• Written exercise: Locate each line of the material that contains "precipitation", then return it.

** Begin Data shown **

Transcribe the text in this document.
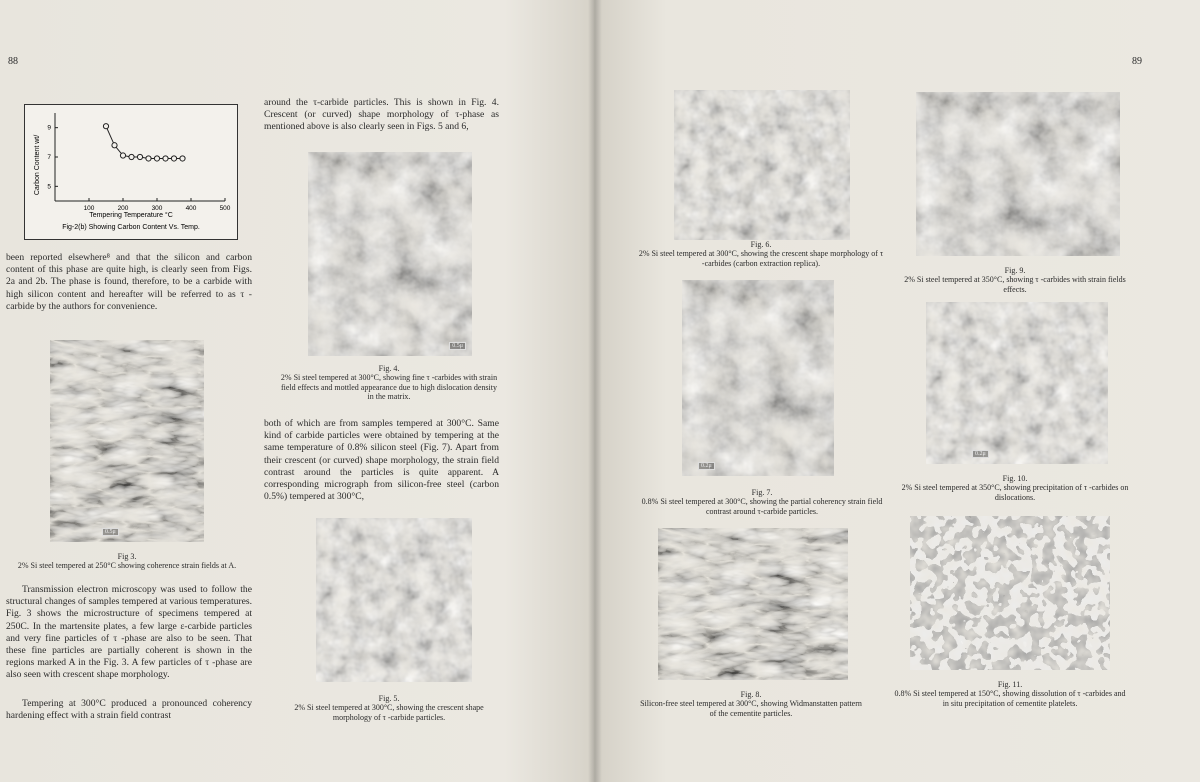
88
Carbon Content wt/
Tempering Temperature °C
Fig-2(b) Showing Carbon Content Vs. Temp.
100	200	300	400	500
9
7
5

been reported elsewhere⁸ and that the silicon and carbon content of this phase are quite high, is clearly seen from Figs. 2a and 2b. The phase is found, therefore, to be a carbide with high silicon content and hereafter will be referred to as τ -carbide by the authors for convenience.

0.5μ

Fig 3.
2% Si steel tempered at 250°C showing coherence strain fields at A.

Transmission electron microscopy was used to follow the structural changes of samples tempered at various temperatures. Fig. 3 shows the microstructure of specimens tempered at 250C. In the martensite plates, a few large ε-carbide particles and very fine particles of τ -phase are also to be seen. That these fine particles are partially coherent is shown in the regions marked A in the Fig. 3. A few particles of τ -phase are also seen with crescent shape morphology.

Tempering at 300°C produced a pronounced coherency hardening effect with a strain field contrast

around the τ-carbide particles. This is shown in Fig. 4. Crescent (or curved) shape morphology of τ-phase as mentioned above is also clearly seen in Figs. 5 and 6,

0.5μ

Fig. 4.
2% Si steel tempered at 300°C, showing fine τ -carbides with strain field effects and mottled appearance due to high dislocation density in the matrix.

both of which are from samples tempered at 300°C. Same kind of carbide particles were obtained by tempering at the same temperature of 0.8% silicon steel (Fig. 7). Apart from their crescent (or curved) shape morphology, the strain field contrast around the particles is quite apparent. A corresponding micrograph from silicon-free steel (carbon 0.5%) tempered at 300°C,

Fig. 5.
2% Si steel tempered at 300°C, showing the crescent shape morphology of τ -carbide particles.

89

Fig. 6.
2% Si steel tempered at 300°C, showing the crescent shape morphology of τ -carbides (carbon extraction replica).

0.2μ

Fig. 7.
0.8% Si steel tempered at 300°C, showing the partial coherency strain field contrast around τ-carbide particles.

Fig. 8.
Silicon-free steel tempered at 300°C, showing Widmanstatten pattern of the cementite particles.

Fig. 9.
2% Si steel tempered at 350°C, showing τ -carbides with strain fields effects.

0.2μ

Fig. 10.
2% Si steel tempered at 350°C, showing precipitation of τ -carbides on dislocations.

Fig. 11.
0.8% Si steel tempered at 150°C, showing dissolution of τ -carbides and in situ precipitation of cementite platelets.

** End Data shown **

• In response:
2% Si steel tempered at 350°C, showing precipitation of τ -carbides on dislocations.
0.8% Si steel tempered at 150°C, showing dissolution of τ -carbides and in situ precipitation of cementite platelets.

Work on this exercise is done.